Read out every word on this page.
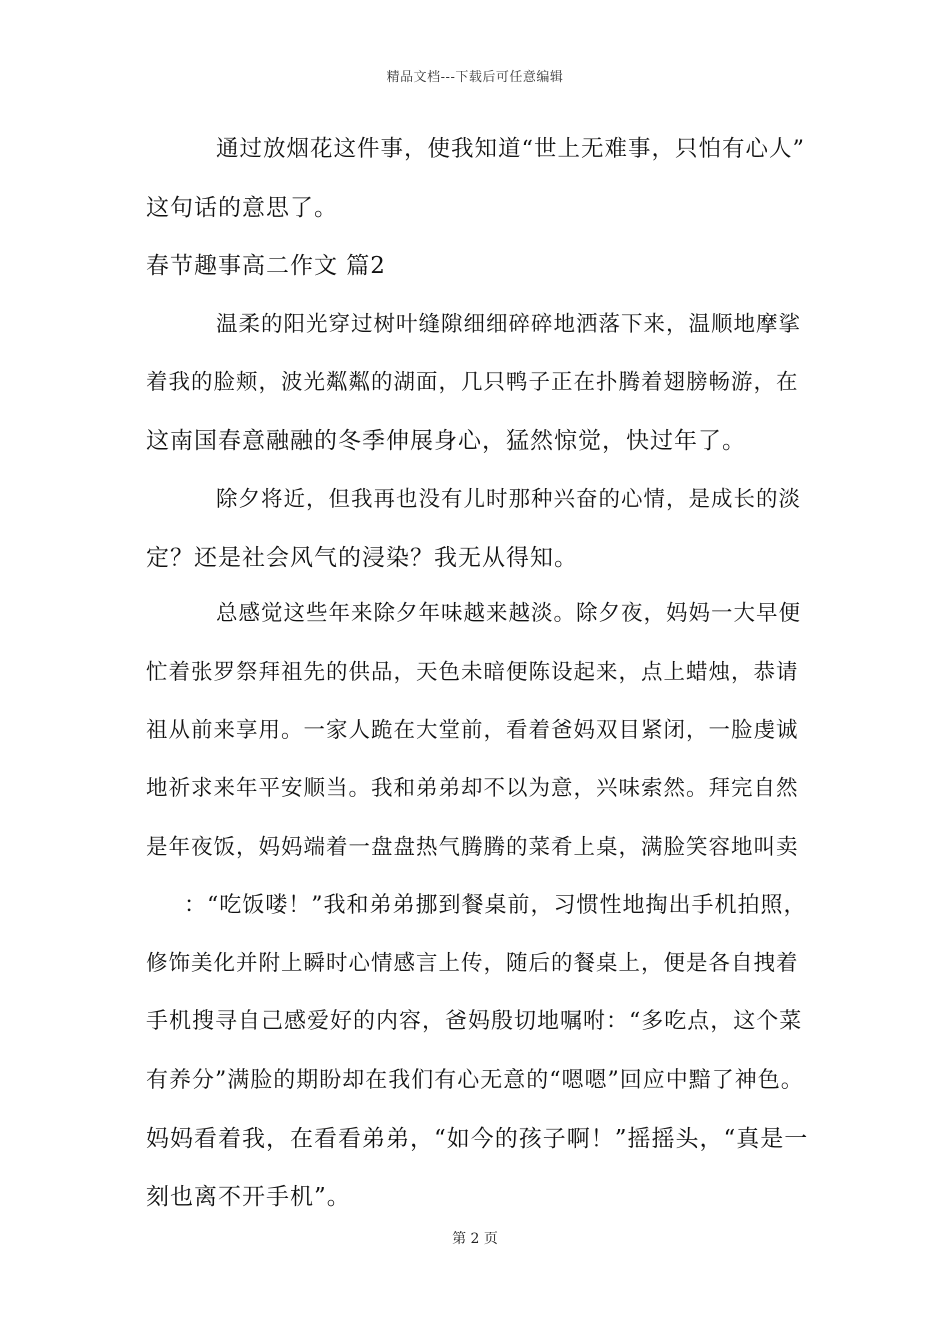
精品文档---下载后可任意编辑
通过放烟花这件事，使我知道“世上无难事，只怕有心人”
这句话的意思了。
春节趣事高二作文 篇2
温柔的阳光穿过树叶缝隙细细碎碎地洒落下来，温顺地摩挲
着我的脸颊，波光粼粼的湖面，几只鸭子正在扑腾着翅膀畅游，在
这南国春意融融的冬季伸展身心，猛然惊觉，快过年了。
除夕将近，但我再也没有儿时那种兴奋的心情，是成长的淡
定？还是社会风气的浸染？我无从得知。
总感觉这些年来除夕年味越来越淡。除夕夜，妈妈一大早便
忙着张罗祭拜祖先的供品，天色未暗便陈设起来，点上蜡烛，恭请
祖从前来享用。一家人跪在大堂前，看着爸妈双目紧闭，一脸虔诚
地祈求来年平安顺当。我和弟弟却不以为意，兴味索然。拜完自然
是年夜饭，妈妈端着一盘盘热气腾腾的菜肴上桌，满脸笑容地叫卖
：“吃饭喽！”我和弟弟挪到餐桌前，习惯性地掏出手机拍照，
修饰美化并附上瞬时心情感言上传，随后的餐桌上，便是各自拽着
手机搜寻自己感爱好的内容，爸妈殷切地嘱咐：“多吃点，这个菜
有养分”满脸的期盼却在我们有心无意的“嗯嗯”回应中黯了神色。
妈妈看着我，在看看弟弟，“如今的孩子啊！”摇摇头，“真是一
刻也离不开手机”。
第 2 页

Work to do
Write out each entry exactly as given, but skip the pictures.

Output of the exercise
Read out every word on this page.
精品文档---下载后可任意编辑
通过放烟花这件事，使我知道“世上无难事，只怕有心人”
这句话的意思了。
春节趣事高二作文 篇2
温柔的阳光穿过树叶缝隙细细碎碎地洒落下来，温顺地摩挲
着我的脸颊，波光粼粼的湖面，几只鸭子正在扑腾着翅膀畅游，在
这南国春意融融的冬季伸展身心，猛然惊觉，快过年了。
除夕将近，但我再也没有儿时那种兴奋的心情，是成长的淡
定？还是社会风气的浸染？我无从得知。
总感觉这些年来除夕年味越来越淡。除夕夜，妈妈一大早便
忙着张罗祭拜祖先的供品，天色未暗便陈设起来，点上蜡烛，恭请
祖从前来享用。一家人跪在大堂前，看着爸妈双目紧闭，一脸虔诚
地祈求来年平安顺当。我和弟弟却不以为意，兴味索然。拜完自然
是年夜饭，妈妈端着一盘盘热气腾腾的菜肴上桌，满脸笑容地叫卖
：“吃饭喽！”我和弟弟挪到餐桌前，习惯性地掏出手机拍照，
修饰美化并附上瞬时心情感言上传，随后的餐桌上，便是各自拽着
手机搜寻自己感爱好的内容，爸妈殷切地嘱咐：“多吃点，这个菜
有养分”满脸的期盼却在我们有心无意的“嗯嗯”回应中黯了神色。
妈妈看着我，在看看弟弟，“如今的孩子啊！”摇摇头，“真是一
刻也离不开手机”。
第 2 页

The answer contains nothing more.